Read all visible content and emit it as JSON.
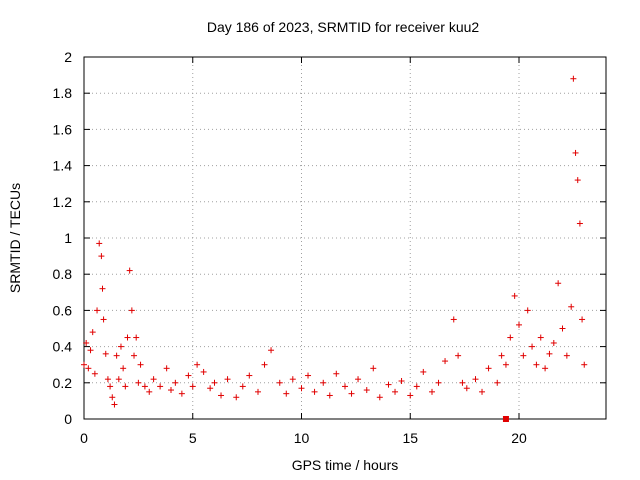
{
  "chart_data": {
    "type": "scatter",
    "title": "Day 186 of 2023, SRMTID for receiver kuu2",
    "xlabel": "GPS time / hours",
    "ylabel": "SRMTID / TECUs",
    "xlim": [
      0,
      24
    ],
    "ylim": [
      0,
      2
    ],
    "xticks": [
      0,
      5,
      10,
      15,
      20
    ],
    "xtick_labels": [
      "0",
      "5",
      "10",
      "15",
      "20"
    ],
    "yticks": [
      0,
      0.2,
      0.4,
      0.6,
      0.8,
      1,
      1.2,
      1.4,
      1.6,
      1.8,
      2
    ],
    "ytick_labels": [
      "0",
      "0.2",
      "0.4",
      "0.6",
      "0.8",
      "1",
      "1.2",
      "1.4",
      "1.6",
      "1.8",
      "2"
    ],
    "grid": true,
    "marker": "+",
    "marker_color": "#e00000",
    "series": [
      {
        "name": "SRMTID",
        "x": [
          0.0,
          0.1,
          0.2,
          0.3,
          0.4,
          0.5,
          0.6,
          0.7,
          0.8,
          0.85,
          0.9,
          1.0,
          1.1,
          1.2,
          1.3,
          1.4,
          1.5,
          1.6,
          1.7,
          1.8,
          1.9,
          2.0,
          2.1,
          2.2,
          2.3,
          2.4,
          2.5,
          2.6,
          2.8,
          3.0,
          3.2,
          3.5,
          3.8,
          4.0,
          4.2,
          4.5,
          4.8,
          5.0,
          5.2,
          5.5,
          5.8,
          6.0,
          6.3,
          6.6,
          7.0,
          7.3,
          7.6,
          8.0,
          8.3,
          8.6,
          9.0,
          9.3,
          9.6,
          10.0,
          10.3,
          10.6,
          11.0,
          11.3,
          11.6,
          12.0,
          12.3,
          12.6,
          13.0,
          13.3,
          13.6,
          14.0,
          14.3,
          14.6,
          15.0,
          15.3,
          15.6,
          16.0,
          16.3,
          16.6,
          17.0,
          17.2,
          17.4,
          17.6,
          18.0,
          18.3,
          18.6,
          19.0,
          19.2,
          19.4,
          19.6,
          19.8,
          20.0,
          20.2,
          20.4,
          20.6,
          20.8,
          21.0,
          21.2,
          21.4,
          21.6,
          21.8,
          22.0,
          22.2,
          22.4,
          22.5,
          22.6,
          22.7,
          22.8,
          22.9,
          23.0
        ],
        "y": [
          0.3,
          0.42,
          0.28,
          0.38,
          0.48,
          0.25,
          0.6,
          0.97,
          0.9,
          0.72,
          0.55,
          0.36,
          0.22,
          0.18,
          0.12,
          0.08,
          0.35,
          0.22,
          0.4,
          0.28,
          0.18,
          0.45,
          0.82,
          0.6,
          0.35,
          0.45,
          0.2,
          0.3,
          0.18,
          0.15,
          0.22,
          0.18,
          0.28,
          0.16,
          0.2,
          0.14,
          0.24,
          0.18,
          0.3,
          0.26,
          0.17,
          0.2,
          0.13,
          0.22,
          0.12,
          0.18,
          0.24,
          0.15,
          0.3,
          0.38,
          0.2,
          0.14,
          0.22,
          0.17,
          0.24,
          0.15,
          0.2,
          0.13,
          0.25,
          0.18,
          0.14,
          0.22,
          0.16,
          0.28,
          0.12,
          0.19,
          0.15,
          0.21,
          0.13,
          0.18,
          0.26,
          0.15,
          0.2,
          0.32,
          0.55,
          0.35,
          0.2,
          0.17,
          0.22,
          0.15,
          0.28,
          0.2,
          0.35,
          0.3,
          0.45,
          0.68,
          0.52,
          0.35,
          0.6,
          0.4,
          0.3,
          0.45,
          0.28,
          0.36,
          0.42,
          0.75,
          0.5,
          0.35,
          0.62,
          1.88,
          1.47,
          1.32,
          1.08,
          0.55,
          0.3
        ]
      }
    ],
    "annotations": [
      {
        "type": "square",
        "x": 19.4,
        "y": 0.0
      }
    ]
  }
}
★ ★ ★ ★ ★ ★ ★
• Required work: Copy out every line of the listing that includes the string "SRMTID".

• The response:
    "title": "Day 186 of 2023, SRMTID for receiver kuu2",
    "ylabel": "SRMTID / TECUs",
        "name": "SRMTID",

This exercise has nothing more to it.